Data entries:

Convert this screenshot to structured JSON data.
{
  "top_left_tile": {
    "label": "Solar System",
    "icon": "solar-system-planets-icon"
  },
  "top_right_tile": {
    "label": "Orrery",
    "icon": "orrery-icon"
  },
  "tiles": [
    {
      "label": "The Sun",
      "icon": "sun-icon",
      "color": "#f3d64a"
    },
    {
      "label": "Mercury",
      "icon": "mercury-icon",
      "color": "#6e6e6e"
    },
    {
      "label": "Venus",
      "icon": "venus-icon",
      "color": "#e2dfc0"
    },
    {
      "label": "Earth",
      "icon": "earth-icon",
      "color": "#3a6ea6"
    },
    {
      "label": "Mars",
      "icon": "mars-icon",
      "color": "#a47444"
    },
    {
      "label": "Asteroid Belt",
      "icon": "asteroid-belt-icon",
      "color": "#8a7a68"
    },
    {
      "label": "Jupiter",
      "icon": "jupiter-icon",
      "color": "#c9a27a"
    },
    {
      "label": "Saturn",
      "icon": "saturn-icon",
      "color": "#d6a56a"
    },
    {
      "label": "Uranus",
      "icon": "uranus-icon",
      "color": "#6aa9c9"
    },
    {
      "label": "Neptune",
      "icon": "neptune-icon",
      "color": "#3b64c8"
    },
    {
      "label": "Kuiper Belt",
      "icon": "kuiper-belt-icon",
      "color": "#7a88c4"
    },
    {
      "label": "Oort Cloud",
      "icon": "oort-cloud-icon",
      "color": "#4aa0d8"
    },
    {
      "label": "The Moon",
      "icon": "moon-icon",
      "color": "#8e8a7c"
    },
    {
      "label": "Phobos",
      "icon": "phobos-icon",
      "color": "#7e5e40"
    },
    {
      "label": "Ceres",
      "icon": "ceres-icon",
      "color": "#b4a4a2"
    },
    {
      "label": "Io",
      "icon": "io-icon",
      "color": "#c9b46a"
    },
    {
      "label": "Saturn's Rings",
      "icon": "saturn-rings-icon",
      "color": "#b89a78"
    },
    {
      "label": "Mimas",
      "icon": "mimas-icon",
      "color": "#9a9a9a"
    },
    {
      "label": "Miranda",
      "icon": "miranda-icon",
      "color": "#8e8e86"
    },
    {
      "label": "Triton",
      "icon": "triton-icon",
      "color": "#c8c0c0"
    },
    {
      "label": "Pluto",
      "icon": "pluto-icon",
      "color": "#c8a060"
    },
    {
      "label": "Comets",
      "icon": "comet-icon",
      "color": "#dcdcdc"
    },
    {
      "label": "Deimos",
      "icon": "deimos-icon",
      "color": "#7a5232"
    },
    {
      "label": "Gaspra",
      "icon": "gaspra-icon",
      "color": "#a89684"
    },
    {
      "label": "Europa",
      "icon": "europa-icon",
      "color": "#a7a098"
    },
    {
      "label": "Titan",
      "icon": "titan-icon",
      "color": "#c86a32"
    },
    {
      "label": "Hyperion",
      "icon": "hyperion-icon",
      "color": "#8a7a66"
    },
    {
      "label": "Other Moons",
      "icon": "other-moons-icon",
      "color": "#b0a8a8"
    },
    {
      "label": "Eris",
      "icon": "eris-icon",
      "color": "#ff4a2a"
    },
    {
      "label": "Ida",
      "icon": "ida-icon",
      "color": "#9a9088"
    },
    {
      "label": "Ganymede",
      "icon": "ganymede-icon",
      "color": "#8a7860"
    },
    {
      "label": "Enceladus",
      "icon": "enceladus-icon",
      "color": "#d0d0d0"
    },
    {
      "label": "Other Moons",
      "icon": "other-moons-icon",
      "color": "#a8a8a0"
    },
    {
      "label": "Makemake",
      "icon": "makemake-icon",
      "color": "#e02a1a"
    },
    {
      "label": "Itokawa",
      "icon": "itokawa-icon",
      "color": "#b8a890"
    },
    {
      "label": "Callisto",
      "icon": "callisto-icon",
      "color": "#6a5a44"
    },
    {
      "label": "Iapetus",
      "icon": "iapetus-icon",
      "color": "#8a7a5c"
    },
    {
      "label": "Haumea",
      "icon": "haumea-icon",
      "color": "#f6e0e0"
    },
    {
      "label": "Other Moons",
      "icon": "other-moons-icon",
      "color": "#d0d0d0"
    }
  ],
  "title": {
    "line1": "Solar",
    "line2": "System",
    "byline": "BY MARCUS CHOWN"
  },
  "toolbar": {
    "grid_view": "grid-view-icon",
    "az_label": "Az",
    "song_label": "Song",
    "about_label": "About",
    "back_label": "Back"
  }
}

§ **Your goal**:
From the listing above, extract all records word for word.

§ **Solved problem**:
Convert this screenshot to structured JSON data.
{
  "top_left_tile": {
    "label": "Solar System",
    "icon": "solar-system-planets-icon"
  },
  "top_right_tile": {
    "label": "Orrery",
    "icon": "orrery-icon"
  },
  "tiles": [
    {
      "label": "The Sun",
      "icon": "sun-icon",
      "color": "#f3d64a"
    },
    {
      "label": "Mercury",
      "icon": "mercury-icon",
      "color": "#6e6e6e"
    },
    {
      "label": "Venus",
      "icon": "venus-icon",
      "color": "#e2dfc0"
    },
    {
      "label": "Earth",
      "icon": "earth-icon",
      "color": "#3a6ea6"
    },
    {
      "label": "Mars",
      "icon": "mars-icon",
      "color": "#a47444"
    },
    {
      "label": "Asteroid Belt",
      "icon": "asteroid-belt-icon",
      "color": "#8a7a68"
    },
    {
      "label": "Jupiter",
      "icon": "jupiter-icon",
      "color": "#c9a27a"
    },
    {
      "label": "Saturn",
      "icon": "saturn-icon",
      "color": "#d6a56a"
    },
    {
      "label": "Uranus",
      "icon": "uranus-icon",
      "color": "#6aa9c9"
    },
    {
      "label": "Neptune",
      "icon": "neptune-icon",
      "color": "#3b64c8"
    },
    {
      "label": "Kuiper Belt",
      "icon": "kuiper-belt-icon",
      "color": "#7a88c4"
    },
    {
      "label": "Oort Cloud",
      "icon": "oort-cloud-icon",
      "color": "#4aa0d8"
    },
    {
      "label": "The Moon",
      "icon": "moon-icon",
      "color": "#8e8a7c"
    },
    {
      "label": "Phobos",
      "icon": "phobos-icon",
      "color": "#7e5e40"
    },
    {
      "label": "Ceres",
      "icon": "ceres-icon",
      "color": "#b4a4a2"
    },
    {
      "label": "Io",
      "icon": "io-icon",
      "color": "#c9b46a"
    },
    {
      "label": "Saturn's Rings",
      "icon": "saturn-rings-icon",
      "color": "#b89a78"
    },
    {
      "label": "Mimas",
      "icon": "mimas-icon",
      "color": "#9a9a9a"
    },
    {
      "label": "Miranda",
      "icon": "miranda-icon",
      "color": "#8e8e86"
    },
    {
      "label": "Triton",
      "icon": "triton-icon",
      "color": "#c8c0c0"
    },
    {
      "label": "Pluto",
      "icon": "pluto-icon",
      "color": "#c8a060"
    },
    {
      "label": "Comets",
      "icon": "comet-icon",
      "color": "#dcdcdc"
    },
    {
      "label": "Deimos",
      "icon": "deimos-icon",
      "color": "#7a5232"
    },
    {
      "label": "Gaspra",
      "icon": "gaspra-icon",
      "color": "#a89684"
    },
    {
      "label": "Europa",
      "icon": "europa-icon",
      "color": "#a7a098"
    },
    {
      "label": "Titan",
      "icon": "titan-icon",
      "color": "#c86a32"
    },
    {
      "label": "Hyperion",
      "icon": "hyperion-icon",
      "color": "#8a7a66"
    },
    {
      "label": "Other Moons",
      "icon": "other-moons-icon",
      "color": "#b0a8a8"
    },
    {
      "label": "Eris",
      "icon": "eris-icon",
      "color": "#ff4a2a"
    },
    {
      "label": "Ida",
      "icon": "ida-icon",
      "color": "#9a9088"
    },
    {
      "label": "Ganymede",
      "icon": "ganymede-icon",
      "color": "#8a7860"
    },
    {
      "label": "Enceladus",
      "icon": "enceladus-icon",
      "color": "#d0d0d0"
    },
    {
      "label": "Other Moons",
      "icon": "other-moons-icon",
      "color": "#a8a8a0"
    },
    {
      "label": "Makemake",
      "icon": "makemake-icon",
      "color": "#e02a1a"
    },
    {
      "label": "Itokawa",
      "icon": "itokawa-icon",
      "color": "#b8a890"
    },
    {
      "label": "Callisto",
      "icon": "callisto-icon",
      "color": "#6a5a44"
    },
    {
      "label": "Iapetus",
      "icon": "iapetus-icon",
      "color": "#8a7a5c"
    },
    {
      "label": "Haumea",
      "icon": "haumea-icon",
      "color": "#f6e0e0"
    },
    {
      "label": "Other Moons",
      "icon": "other-moons-icon",
      "color": "#d0d0d0"
    }
  ],
  "title": {
    "line1": "Solar",
    "line2": "System",
    "byline": "BY MARCUS CHOWN"
  },
  "toolbar": {
    "grid_view": "grid-view-icon",
    "az_label": "Az",
    "song_label": "Song",
    "about_label": "About",
    "back_label": "Back"
  }
}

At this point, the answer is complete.